Exercise:
Please copy everything from the start of the lines down to the line containing "Find 69 of the", word for word, with both ends included. Leave the pictures out of your copy.

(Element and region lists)
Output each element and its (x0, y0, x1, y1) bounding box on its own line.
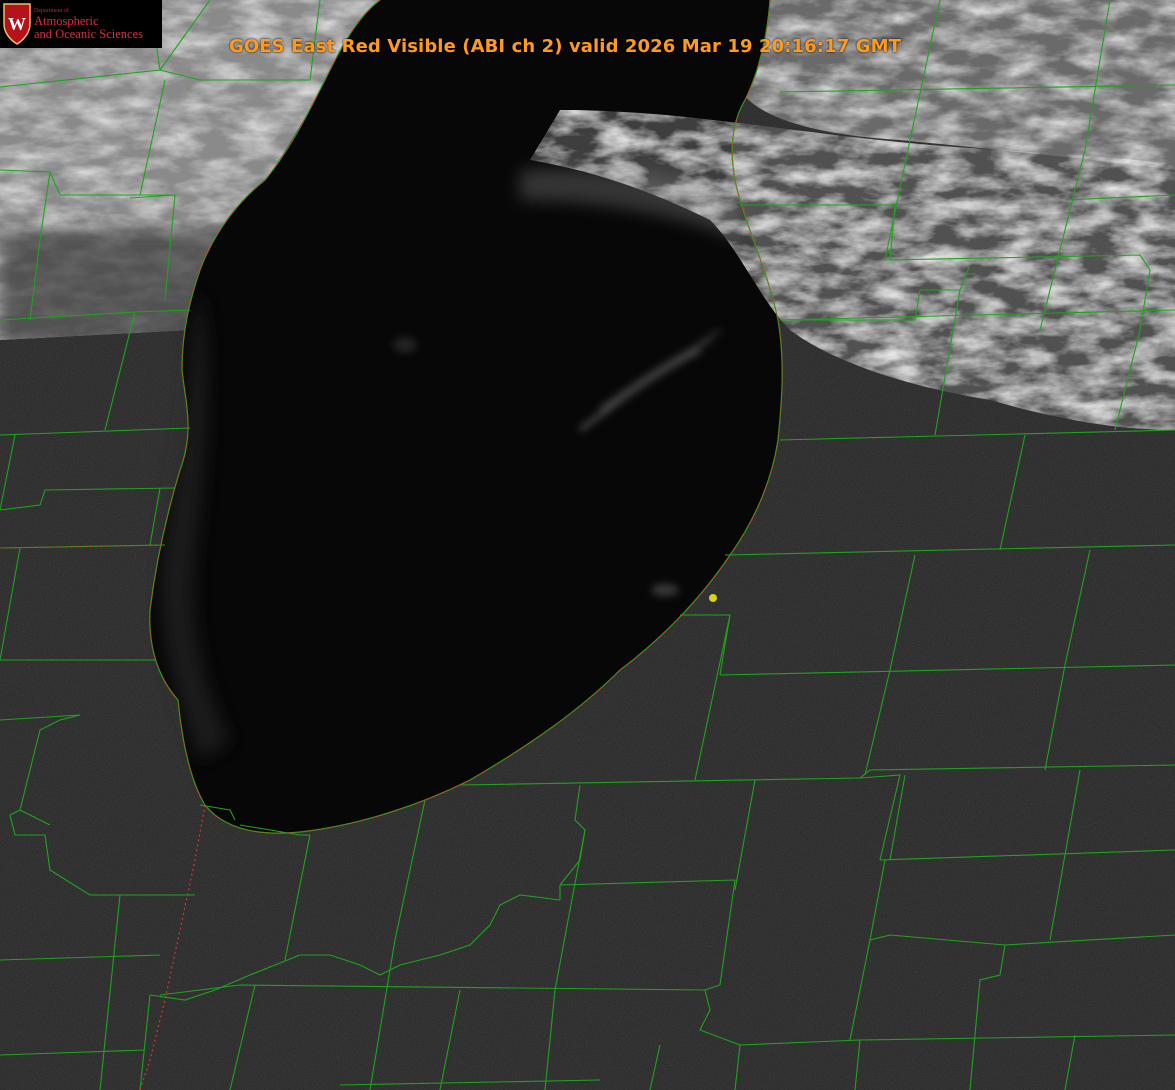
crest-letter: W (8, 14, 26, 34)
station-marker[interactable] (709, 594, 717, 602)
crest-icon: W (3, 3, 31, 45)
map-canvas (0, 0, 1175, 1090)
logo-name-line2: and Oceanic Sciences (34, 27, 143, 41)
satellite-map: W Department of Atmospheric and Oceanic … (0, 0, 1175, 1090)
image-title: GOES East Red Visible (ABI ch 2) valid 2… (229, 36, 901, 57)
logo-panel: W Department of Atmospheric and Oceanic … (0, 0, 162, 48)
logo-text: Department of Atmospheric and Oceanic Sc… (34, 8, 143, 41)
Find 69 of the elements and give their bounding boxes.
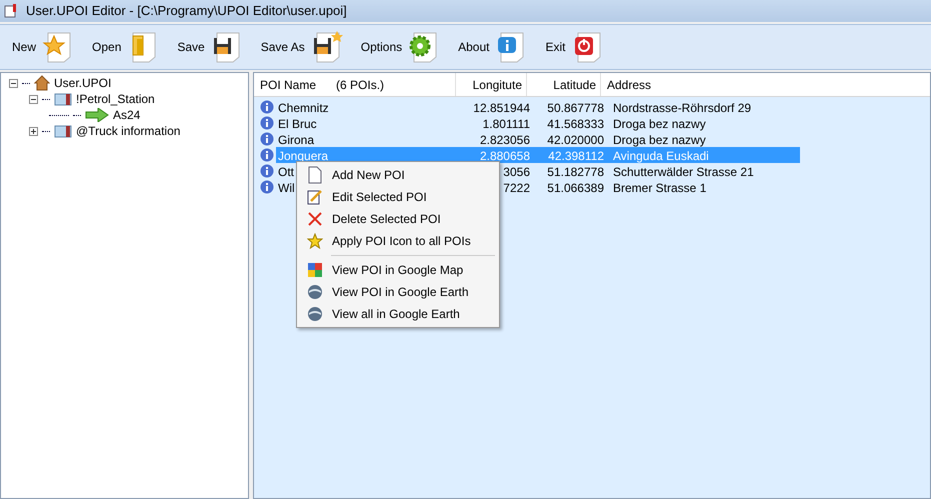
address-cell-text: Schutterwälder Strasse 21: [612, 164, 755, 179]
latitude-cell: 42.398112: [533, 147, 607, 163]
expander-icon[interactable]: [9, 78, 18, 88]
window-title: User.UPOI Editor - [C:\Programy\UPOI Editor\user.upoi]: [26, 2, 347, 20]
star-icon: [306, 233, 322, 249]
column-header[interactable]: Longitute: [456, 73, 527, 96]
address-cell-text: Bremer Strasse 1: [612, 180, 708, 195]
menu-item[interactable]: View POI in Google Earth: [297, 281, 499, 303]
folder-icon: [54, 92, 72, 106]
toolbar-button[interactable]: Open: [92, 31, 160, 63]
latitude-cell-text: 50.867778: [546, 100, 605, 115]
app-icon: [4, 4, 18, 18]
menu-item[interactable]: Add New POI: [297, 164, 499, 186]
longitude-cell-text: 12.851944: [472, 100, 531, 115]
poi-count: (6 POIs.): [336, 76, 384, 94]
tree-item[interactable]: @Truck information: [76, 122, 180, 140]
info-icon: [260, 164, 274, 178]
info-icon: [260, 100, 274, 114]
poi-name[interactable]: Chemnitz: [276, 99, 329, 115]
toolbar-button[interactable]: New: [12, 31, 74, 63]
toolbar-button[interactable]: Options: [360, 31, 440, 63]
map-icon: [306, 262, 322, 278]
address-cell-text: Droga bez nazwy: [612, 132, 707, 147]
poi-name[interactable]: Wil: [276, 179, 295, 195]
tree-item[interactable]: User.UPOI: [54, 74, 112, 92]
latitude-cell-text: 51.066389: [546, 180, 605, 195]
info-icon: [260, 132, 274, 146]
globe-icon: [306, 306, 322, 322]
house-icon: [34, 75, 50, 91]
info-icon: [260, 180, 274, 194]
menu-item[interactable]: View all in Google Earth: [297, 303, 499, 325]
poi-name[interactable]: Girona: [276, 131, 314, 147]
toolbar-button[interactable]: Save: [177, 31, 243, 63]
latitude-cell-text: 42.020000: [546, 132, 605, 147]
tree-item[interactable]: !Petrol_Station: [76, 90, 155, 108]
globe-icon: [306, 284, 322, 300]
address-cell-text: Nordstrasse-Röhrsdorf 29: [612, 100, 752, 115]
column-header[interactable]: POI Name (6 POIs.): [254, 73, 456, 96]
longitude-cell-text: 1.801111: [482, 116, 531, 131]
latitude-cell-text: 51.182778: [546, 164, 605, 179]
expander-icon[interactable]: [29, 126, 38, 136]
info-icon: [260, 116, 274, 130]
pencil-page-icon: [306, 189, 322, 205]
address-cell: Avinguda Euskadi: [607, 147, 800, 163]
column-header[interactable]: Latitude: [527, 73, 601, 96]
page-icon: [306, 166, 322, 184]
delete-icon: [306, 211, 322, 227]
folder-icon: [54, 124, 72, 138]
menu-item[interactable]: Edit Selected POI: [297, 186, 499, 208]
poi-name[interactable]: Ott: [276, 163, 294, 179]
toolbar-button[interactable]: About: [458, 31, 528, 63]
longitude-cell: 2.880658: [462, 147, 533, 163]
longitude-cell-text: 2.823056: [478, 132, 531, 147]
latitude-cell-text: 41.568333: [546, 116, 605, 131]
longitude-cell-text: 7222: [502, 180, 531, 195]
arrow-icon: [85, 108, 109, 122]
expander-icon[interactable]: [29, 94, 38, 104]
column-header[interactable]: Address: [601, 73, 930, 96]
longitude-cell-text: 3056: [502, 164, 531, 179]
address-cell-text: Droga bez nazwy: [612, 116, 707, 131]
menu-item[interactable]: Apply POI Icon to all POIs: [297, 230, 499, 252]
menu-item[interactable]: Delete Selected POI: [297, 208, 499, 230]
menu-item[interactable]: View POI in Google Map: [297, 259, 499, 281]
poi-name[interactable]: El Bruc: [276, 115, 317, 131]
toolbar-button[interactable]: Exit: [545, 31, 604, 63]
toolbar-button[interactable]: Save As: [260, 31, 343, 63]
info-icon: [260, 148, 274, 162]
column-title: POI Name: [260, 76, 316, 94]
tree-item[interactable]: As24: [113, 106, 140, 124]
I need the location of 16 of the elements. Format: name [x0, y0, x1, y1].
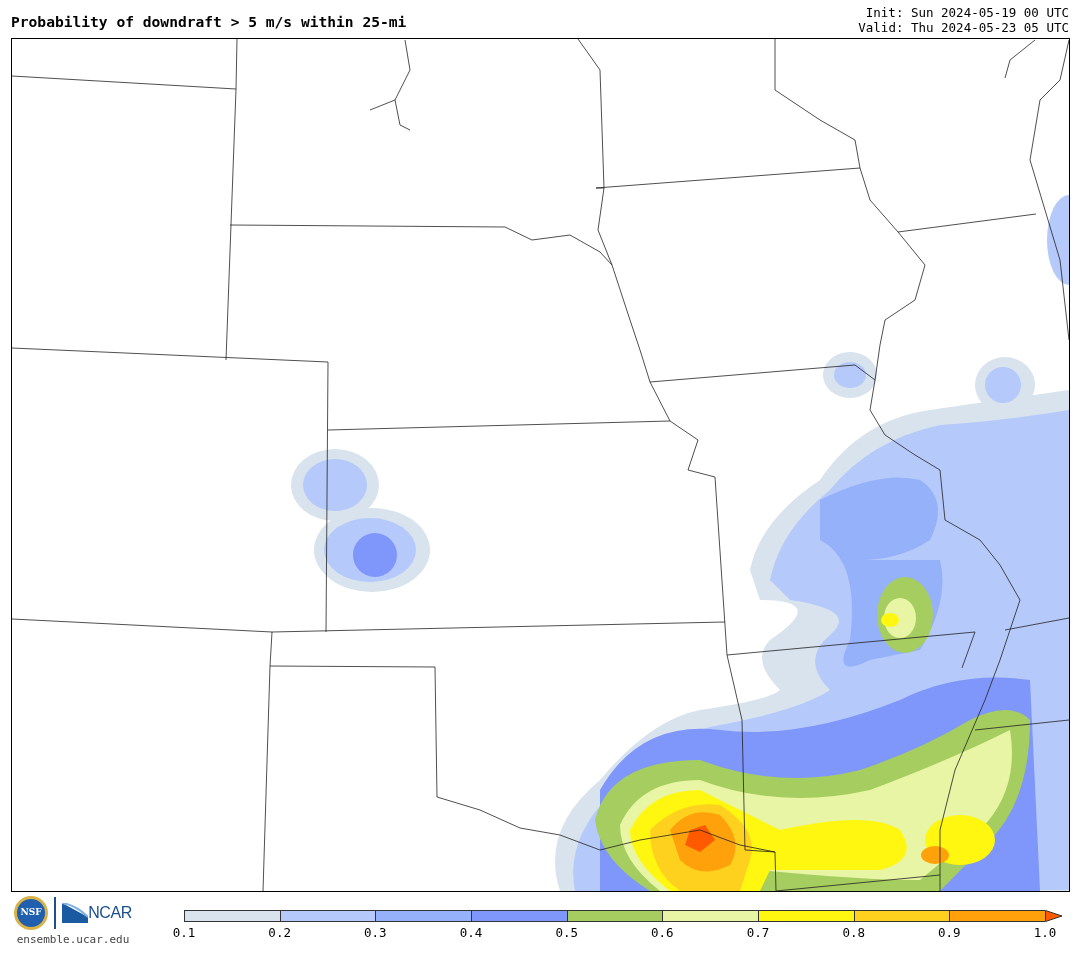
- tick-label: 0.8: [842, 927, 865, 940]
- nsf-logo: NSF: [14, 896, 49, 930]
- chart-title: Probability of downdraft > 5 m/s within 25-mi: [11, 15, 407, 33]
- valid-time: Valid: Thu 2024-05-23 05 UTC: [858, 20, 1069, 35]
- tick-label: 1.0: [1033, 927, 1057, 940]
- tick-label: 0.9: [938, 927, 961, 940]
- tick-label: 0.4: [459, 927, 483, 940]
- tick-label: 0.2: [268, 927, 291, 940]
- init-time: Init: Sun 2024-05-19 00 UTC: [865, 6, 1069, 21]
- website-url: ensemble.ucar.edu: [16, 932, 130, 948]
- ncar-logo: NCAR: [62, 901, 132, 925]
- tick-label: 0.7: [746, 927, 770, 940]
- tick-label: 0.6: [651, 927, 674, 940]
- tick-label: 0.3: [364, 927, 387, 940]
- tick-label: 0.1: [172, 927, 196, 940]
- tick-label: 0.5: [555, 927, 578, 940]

Response to the task:
Output each element and its (x0, y0, x1, y1) bounding box on its own line.
crest-letter: W (8, 14, 26, 34)
station-marker[interactable] (709, 594, 717, 602)
crest-icon: W (3, 3, 31, 45)
map-canvas (0, 0, 1175, 1090)
logo-name-line2: and Oceanic Sciences (34, 27, 143, 41)
satellite-map: W Department of Atmospheric and Oceanic … (0, 0, 1175, 1090)
image-title: GOES East Red Visible (ABI ch 2) valid 2… (229, 36, 901, 57)
logo-panel: W Department of Atmospheric and Oceanic … (0, 0, 162, 48)
logo-text: Department of Atmospheric and Oceanic Sc… (34, 8, 143, 41)
Find 69 of the elements and give their bounding boxes.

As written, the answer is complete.